* [TEXTAUSZUG]

Die Klägerin begehrt die Feststellung der Einstandspflicht der Beklagten gegenüber sämtlichen Schäden ihrer Versicherungsnehmerin aufgrund des streitgegenständlichen Ereignisses, soweit ein Anspruchsübergang auf die Klägerin gemäß § 86 Abs. 1 VVG erfolgte. Vor dem Landgericht hatte die Klägerin Erfolg. Die Berufung der Beklagten blieb vor dem Oberlandesgericht erfolglos. Der OLG-Senat ließ aber die Revision zu.
Rechtliche Wertung
Der BGH hat die Revision der Beklagten zurückgewiesen. Es bleibt also bei der Feststellung, dass der beklagte Kfz-Haftpflichtversicherer eintrittspflichtig für die entstandenen Brandschäden ist.
Das Berufungsgericht habe zur Begründung seiner Entscheidung ausgeführt, dass eine Haftung der Beklagten nach § 7 Abs. 1 StVG und § 115 Abs. 1 Satz 1 Nr. 1 VVG bestehe. Die landgerichtliche Beweisaufnahme habe ergeben, dass der Brand entweder durch defekte Kabel im Motorraum im Bereich des Generators ausbrach oder durch einen Defekt an einen im Führerhaus fest eingebauten Kühlschrank.
Beide Brandursachen seien beim Betrieb des Lkw entstanden, so der BGH weiter. Es reiche aus, dass ein Zusammenhang mitursächlich bestehe. Es komme nicht entscheidend darauf an, dass der Schaden unmittelbar daraus herrühre, dass eine Transport- oder Fortbewegungsfunktion des Fahrzeugs defekt sei. Auch stehe der Anwendung des § 7 StVG nicht entgegen, dass das versicherte Fahrzeug – abgesperrt – im Zeitpunkt des Brandes in der Werkstatthalle stand. Zur Entzündung sei es jedenfalls ohne Zusammenhang mit konkreten Reparaturarbeiten gekommen. Die Frage der Abgrenzung zu einer bloßen Arbeitsfunktion des Fahrzeugs stelle sich nicht.

* [AUFGABENZIEL] Wie geht der Text über die Haftung für den Lkw-Brand in der Werkstatthalle nach seinem letzten Satz weiter? Setzen Sie ihn von dort aus fort. Die Daten spielen hierfür keine Rolle.

[Layout-Koordinatendaten]
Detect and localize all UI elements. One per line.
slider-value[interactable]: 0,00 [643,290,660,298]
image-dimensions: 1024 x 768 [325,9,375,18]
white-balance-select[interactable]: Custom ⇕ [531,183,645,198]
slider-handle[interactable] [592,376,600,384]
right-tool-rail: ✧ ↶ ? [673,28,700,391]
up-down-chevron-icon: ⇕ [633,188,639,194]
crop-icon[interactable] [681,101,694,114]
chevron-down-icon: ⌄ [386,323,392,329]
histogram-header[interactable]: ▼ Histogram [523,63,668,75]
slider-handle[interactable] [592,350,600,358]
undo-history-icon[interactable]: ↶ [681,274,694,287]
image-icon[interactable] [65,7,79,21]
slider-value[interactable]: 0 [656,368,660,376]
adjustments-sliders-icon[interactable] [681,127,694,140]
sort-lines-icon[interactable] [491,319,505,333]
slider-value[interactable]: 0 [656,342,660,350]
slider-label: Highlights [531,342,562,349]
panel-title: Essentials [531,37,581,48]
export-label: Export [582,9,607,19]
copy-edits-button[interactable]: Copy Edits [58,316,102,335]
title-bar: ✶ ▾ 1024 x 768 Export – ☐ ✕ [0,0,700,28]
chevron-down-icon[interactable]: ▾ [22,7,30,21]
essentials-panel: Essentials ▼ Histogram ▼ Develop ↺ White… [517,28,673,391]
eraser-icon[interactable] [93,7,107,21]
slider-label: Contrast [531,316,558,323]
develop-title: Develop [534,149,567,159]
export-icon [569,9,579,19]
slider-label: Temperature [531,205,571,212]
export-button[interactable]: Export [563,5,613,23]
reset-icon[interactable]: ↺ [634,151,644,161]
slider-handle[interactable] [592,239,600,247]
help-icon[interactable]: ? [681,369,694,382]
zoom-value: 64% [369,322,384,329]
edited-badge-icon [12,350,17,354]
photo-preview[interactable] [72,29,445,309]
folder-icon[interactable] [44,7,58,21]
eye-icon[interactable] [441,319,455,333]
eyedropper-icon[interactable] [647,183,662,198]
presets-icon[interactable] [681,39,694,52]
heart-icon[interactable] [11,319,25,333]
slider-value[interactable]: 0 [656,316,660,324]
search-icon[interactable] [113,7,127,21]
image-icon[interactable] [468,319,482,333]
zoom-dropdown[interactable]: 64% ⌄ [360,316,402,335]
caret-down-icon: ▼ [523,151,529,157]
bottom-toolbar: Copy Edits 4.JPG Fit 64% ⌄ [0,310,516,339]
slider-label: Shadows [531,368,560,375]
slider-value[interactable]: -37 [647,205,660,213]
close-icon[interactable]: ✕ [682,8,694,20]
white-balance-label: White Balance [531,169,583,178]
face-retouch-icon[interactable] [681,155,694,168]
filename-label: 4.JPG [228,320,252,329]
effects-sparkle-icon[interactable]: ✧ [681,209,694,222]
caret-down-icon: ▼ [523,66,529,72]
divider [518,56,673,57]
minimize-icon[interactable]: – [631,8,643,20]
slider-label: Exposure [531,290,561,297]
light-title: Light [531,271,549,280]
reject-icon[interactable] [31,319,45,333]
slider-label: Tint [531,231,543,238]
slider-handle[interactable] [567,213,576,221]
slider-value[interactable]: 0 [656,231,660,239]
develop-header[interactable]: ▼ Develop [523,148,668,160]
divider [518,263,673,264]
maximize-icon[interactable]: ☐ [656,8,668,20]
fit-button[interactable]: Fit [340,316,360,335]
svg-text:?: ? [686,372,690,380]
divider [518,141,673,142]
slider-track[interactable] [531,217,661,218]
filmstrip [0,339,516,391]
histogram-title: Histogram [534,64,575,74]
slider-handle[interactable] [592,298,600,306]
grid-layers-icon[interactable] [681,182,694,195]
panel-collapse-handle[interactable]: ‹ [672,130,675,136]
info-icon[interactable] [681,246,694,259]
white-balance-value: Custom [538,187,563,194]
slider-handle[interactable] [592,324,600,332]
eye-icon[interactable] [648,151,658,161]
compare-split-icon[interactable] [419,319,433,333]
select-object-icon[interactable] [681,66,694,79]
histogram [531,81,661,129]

* [ENDERGEBNIS]
Voraussetzung für die Haftung nach § 7 StVG sei, dass Schäden an Rechtsgütern «bei dem Betrieb eines Kraftfahrzeuges» entstanden sind. Die Vorschrift wolle daher alle durch den Kraftfahrzeugverkehr beeinflussten Schadenabläufe erfassen. Bei einer wertenden Betrachtung des Schadenereignisses sei jedenfalls der Schaden durch das Kraftfahrzeug (mit-)geprägt worden.
Der Schaden sei auch auf eine defekte Betriebseinrichtung zurückzuführen. Die werkseitige Ausstattung der Fahrzeuge mit Assistenzsystemen, Unterhaltungselektronik und sonstigen den Fahrkomfort steigenden technischen Einrichtungen berge Gefahren für Dritte in sich. Letztlich sei immer irgendeine Einrichtung «noch am Strom» und damit «in Betrieb».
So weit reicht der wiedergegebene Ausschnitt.